- DATASET ROWS

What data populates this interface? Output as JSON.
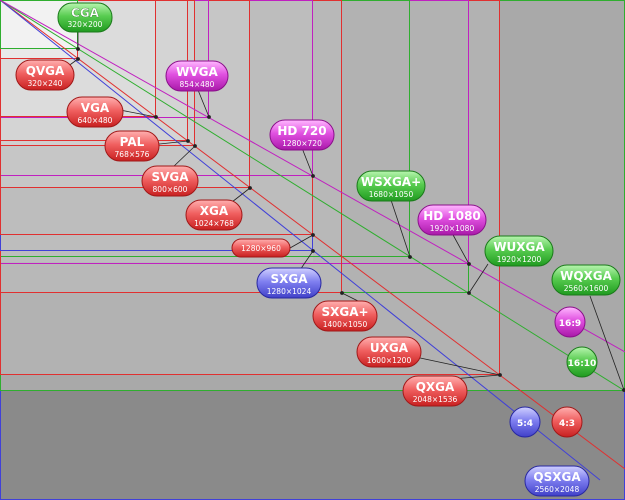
{
  "colors": {
    "red": "#e03030",
    "green": "#2fae2f",
    "magenta": "#c020c0",
    "blue": "#4040d8",
    "background_far": "#8a8a8a"
  },
  "resolutions": [
    {
      "id": "cga",
      "name": "CGA",
      "size": "320×200",
      "color": "green"
    },
    {
      "id": "qvga",
      "name": "QVGA",
      "size": "320×240",
      "color": "red"
    },
    {
      "id": "wvga",
      "name": "WVGA",
      "size": "854×480",
      "color": "magenta"
    },
    {
      "id": "vga",
      "name": "VGA",
      "size": "640×480",
      "color": "red"
    },
    {
      "id": "pal",
      "name": "PAL",
      "size": "768×576",
      "color": "red"
    },
    {
      "id": "hd720",
      "name": "HD 720",
      "size": "1280×720",
      "color": "magenta"
    },
    {
      "id": "svga",
      "name": "SVGA",
      "size": "800×600",
      "color": "red"
    },
    {
      "id": "wsxgaplus",
      "name": "WSXGA+",
      "size": "1680×1050",
      "color": "green"
    },
    {
      "id": "xga",
      "name": "XGA",
      "size": "1024×768",
      "color": "red"
    },
    {
      "id": "hd1080",
      "name": "HD 1080",
      "size": "1920×1080",
      "color": "magenta"
    },
    {
      "id": "r1280x960",
      "name": "",
      "size": "1280×960",
      "color": "red"
    },
    {
      "id": "wuxga",
      "name": "WUXGA",
      "size": "1920×1200",
      "color": "green"
    },
    {
      "id": "sxga",
      "name": "SXGA",
      "size": "1280×1024",
      "color": "blue"
    },
    {
      "id": "wqxga",
      "name": "WQXGA",
      "size": "2560×1600",
      "color": "green"
    },
    {
      "id": "sxgaplus",
      "name": "SXGA+",
      "size": "1400×1050",
      "color": "red"
    },
    {
      "id": "uxga",
      "name": "UXGA",
      "size": "1600×1200",
      "color": "red"
    },
    {
      "id": "qxga",
      "name": "QXGA",
      "size": "2048×1536",
      "color": "red"
    },
    {
      "id": "qsxga",
      "name": "QSXGA",
      "size": "2560×2048",
      "color": "blue"
    }
  ],
  "ratios": [
    {
      "id": "r16_9",
      "label": "16:9",
      "color": "magenta"
    },
    {
      "id": "r16_10",
      "label": "16:10",
      "color": "green"
    },
    {
      "id": "r5_4",
      "label": "5:4",
      "color": "blue"
    },
    {
      "id": "r4_3",
      "label": "4:3",
      "color": "red"
    }
  ]
}
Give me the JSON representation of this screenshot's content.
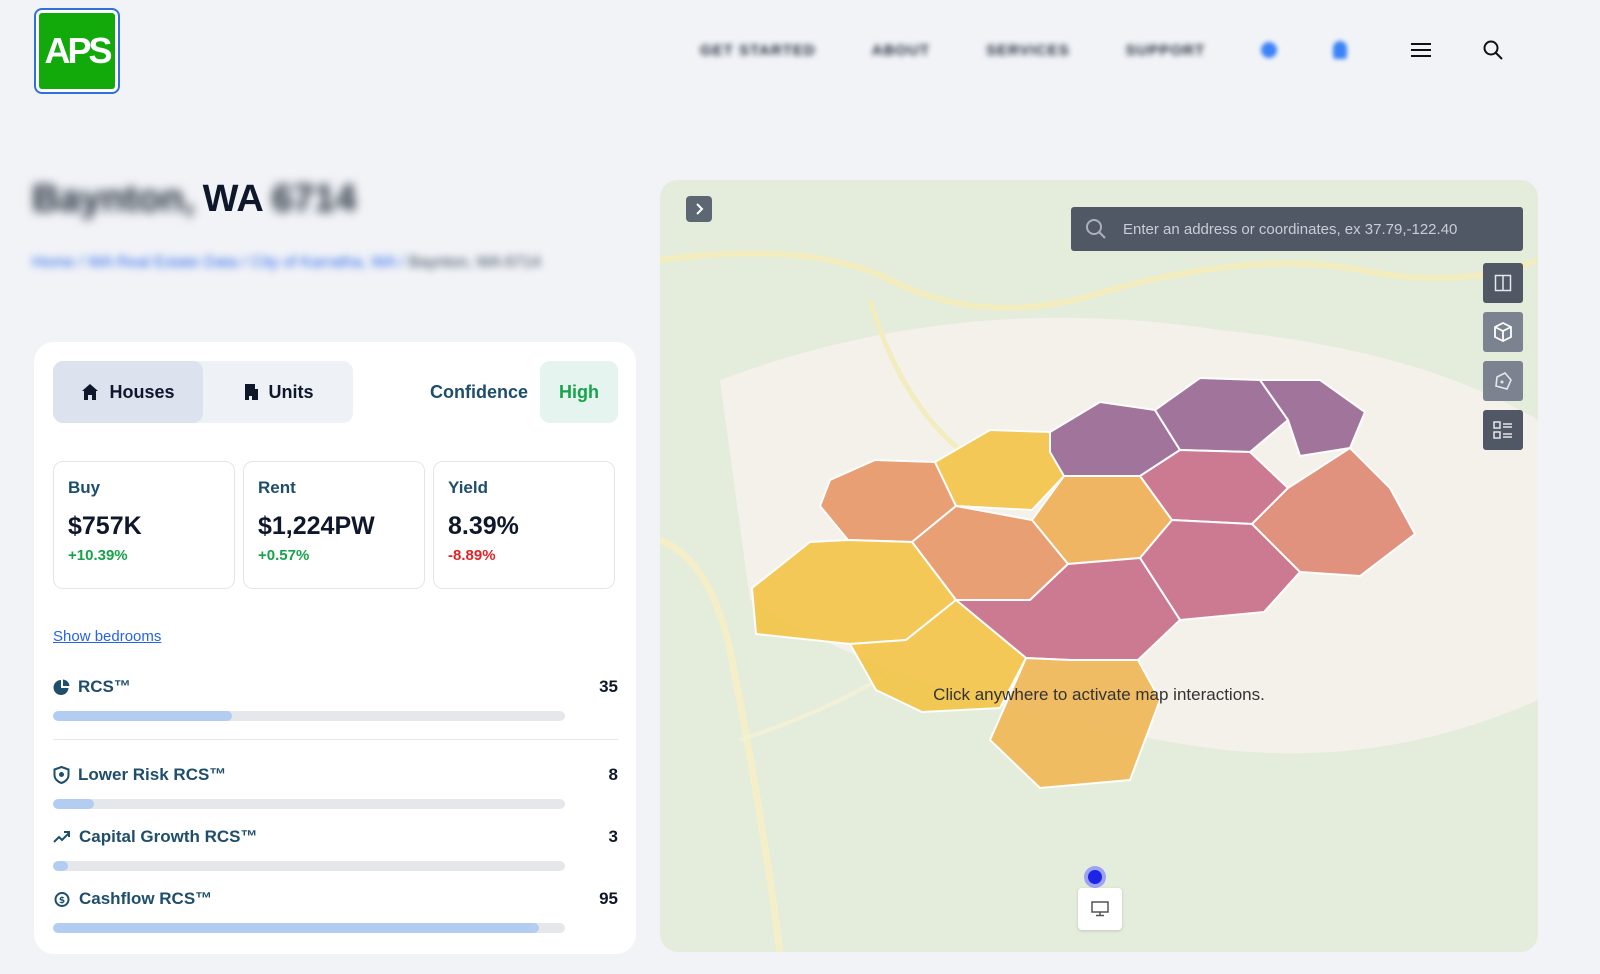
{
  "header": {
    "logo_text": "APS",
    "nav": [
      "GET STARTED",
      "ABOUT",
      "SERVICES",
      "SUPPORT"
    ],
    "icons": [
      "globe-icon",
      "user-icon",
      "menu-icon",
      "search-icon"
    ]
  },
  "location": {
    "title_blurred_prefix": "Baynton,",
    "title_state": "WA",
    "title_blurred_suffix": "6714",
    "breadcrumb": [
      "Home",
      "WA Real Estate Data",
      "City of Karratha, WA"
    ],
    "breadcrumb_last": "Baynton, WA 6714"
  },
  "panel": {
    "tabs": [
      {
        "label": "Houses",
        "icon": "home-icon",
        "active": true
      },
      {
        "label": "Units",
        "icon": "building-icon",
        "active": false
      }
    ],
    "confidence_label": "Confidence",
    "confidence_value": "High",
    "cards": [
      {
        "label": "Buy",
        "value": "$757K",
        "change": "+10.39%",
        "direction": "up"
      },
      {
        "label": "Rent",
        "value": "$1,224PW",
        "change": "+0.57%",
        "direction": "up"
      },
      {
        "label": "Yield",
        "value": "8.39%",
        "change": "-8.89%",
        "direction": "down"
      }
    ],
    "show_bedrooms": "Show bedrooms",
    "metrics": [
      {
        "name": "RCS™",
        "icon": "pie-chart-icon",
        "value": "35",
        "fraction": 0.35
      },
      {
        "name": "Lower Risk RCS™",
        "icon": "shield-icon",
        "value": "8",
        "fraction": 0.08
      },
      {
        "name": "Capital Growth RCS™",
        "icon": "trending-up-icon",
        "value": "3",
        "fraction": 0.03
      },
      {
        "name": "Cashflow RCS™",
        "icon": "cashflow-icon",
        "value": "95",
        "fraction": 0.95
      }
    ]
  },
  "map": {
    "search_placeholder": "Enter an address or coordinates, ex 37.79,-122.40",
    "message": "Click anywhere to activate map interactions.",
    "tools": [
      "split-view-icon",
      "cube-3d-icon",
      "polygon-icon",
      "list-view-icon"
    ],
    "hex_colors": [
      "#f4c54a",
      "#e8996a",
      "#c8708a",
      "#9b6b95",
      "#e08a76"
    ]
  }
}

- WRITTEN REQUEST
Each record must be quoted in full and exactly. Do not include the pictures.

- SOLUTION TO THIS PROBLEM
What data populates this interface? Output as JSON.
{
  "colors": {
    "red": "#e03030",
    "green": "#2fae2f",
    "magenta": "#c020c0",
    "blue": "#4040d8",
    "background_far": "#8a8a8a"
  },
  "resolutions": [
    {
      "id": "cga",
      "name": "CGA",
      "size": "320×200",
      "color": "green"
    },
    {
      "id": "qvga",
      "name": "QVGA",
      "size": "320×240",
      "color": "red"
    },
    {
      "id": "wvga",
      "name": "WVGA",
      "size": "854×480",
      "color": "magenta"
    },
    {
      "id": "vga",
      "name": "VGA",
      "size": "640×480",
      "color": "red"
    },
    {
      "id": "pal",
      "name": "PAL",
      "size": "768×576",
      "color": "red"
    },
    {
      "id": "hd720",
      "name": "HD 720",
      "size": "1280×720",
      "color": "magenta"
    },
    {
      "id": "svga",
      "name": "SVGA",
      "size": "800×600",
      "color": "red"
    },
    {
      "id": "wsxgaplus",
      "name": "WSXGA+",
      "size": "1680×1050",
      "color": "green"
    },
    {
      "id": "xga",
      "name": "XGA",
      "size": "1024×768",
      "color": "red"
    },
    {
      "id": "hd1080",
      "name": "HD 1080",
      "size": "1920×1080",
      "color": "magenta"
    },
    {
      "id": "r1280x960",
      "name": "",
      "size": "1280×960",
      "color": "red"
    },
    {
      "id": "wuxga",
      "name": "WUXGA",
      "size": "1920×1200",
      "color": "green"
    },
    {
      "id": "sxga",
      "name": "SXGA",
      "size": "1280×1024",
      "color": "blue"
    },
    {
      "id": "wqxga",
      "name": "WQXGA",
      "size": "2560×1600",
      "color": "green"
    },
    {
      "id": "sxgaplus",
      "name": "SXGA+",
      "size": "1400×1050",
      "color": "red"
    },
    {
      "id": "uxga",
      "name": "UXGA",
      "size": "1600×1200",
      "color": "red"
    },
    {
      "id": "qxga",
      "name": "QXGA",
      "size": "2048×1536",
      "color": "red"
    },
    {
      "id": "qsxga",
      "name": "QSXGA",
      "size": "2560×2048",
      "color": "blue"
    }
  ],
  "ratios": [
    {
      "id": "r16_9",
      "label": "16:9",
      "color": "magenta"
    },
    {
      "id": "r16_10",
      "label": "16:10",
      "color": "green"
    },
    {
      "id": "r5_4",
      "label": "5:4",
      "color": "blue"
    },
    {
      "id": "r4_3",
      "label": "4:3",
      "color": "red"
    }
  ]
}
Give me the JSON representation of this screenshot's content.
{
  "header": {
    "logo_text": "APS",
    "nav": [
      "GET STARTED",
      "ABOUT",
      "SERVICES",
      "SUPPORT"
    ],
    "icons": [
      "globe-icon",
      "user-icon",
      "menu-icon",
      "search-icon"
    ]
  },
  "location": {
    "title_blurred_prefix": "Baynton,",
    "title_state": "WA",
    "title_blurred_suffix": "6714",
    "breadcrumb": [
      "Home",
      "WA Real Estate Data",
      "City of Karratha, WA"
    ],
    "breadcrumb_last": "Baynton, WA 6714"
  },
  "panel": {
    "tabs": [
      {
        "label": "Houses",
        "icon": "home-icon",
        "active": true
      },
      {
        "label": "Units",
        "icon": "building-icon",
        "active": false
      }
    ],
    "confidence_label": "Confidence",
    "confidence_value": "High",
    "cards": [
      {
        "label": "Buy",
        "value": "$757K",
        "change": "+10.39%",
        "direction": "up"
      },
      {
        "label": "Rent",
        "value": "$1,224PW",
        "change": "+0.57%",
        "direction": "up"
      },
      {
        "label": "Yield",
        "value": "8.39%",
        "change": "-8.89%",
        "direction": "down"
      }
    ],
    "show_bedrooms": "Show bedrooms",
    "metrics": [
      {
        "name": "RCS™",
        "icon": "pie-chart-icon",
        "value": "35",
        "fraction": 0.35
      },
      {
        "name": "Lower Risk RCS™",
        "icon": "shield-icon",
        "value": "8",
        "fraction": 0.08
      },
      {
        "name": "Capital Growth RCS™",
        "icon": "trending-up-icon",
        "value": "3",
        "fraction": 0.03
      },
      {
        "name": "Cashflow RCS™",
        "icon": "cashflow-icon",
        "value": "95",
        "fraction": 0.95
      }
    ]
  },
  "map": {
    "search_placeholder": "Enter an address or coordinates, ex 37.79,-122.40",
    "message": "Click anywhere to activate map interactions.",
    "tools": [
      "split-view-icon",
      "cube-3d-icon",
      "polygon-icon",
      "list-view-icon"
    ],
    "hex_colors": [
      "#f4c54a",
      "#e8996a",
      "#c8708a",
      "#9b6b95",
      "#e08a76"
    ]
  }
}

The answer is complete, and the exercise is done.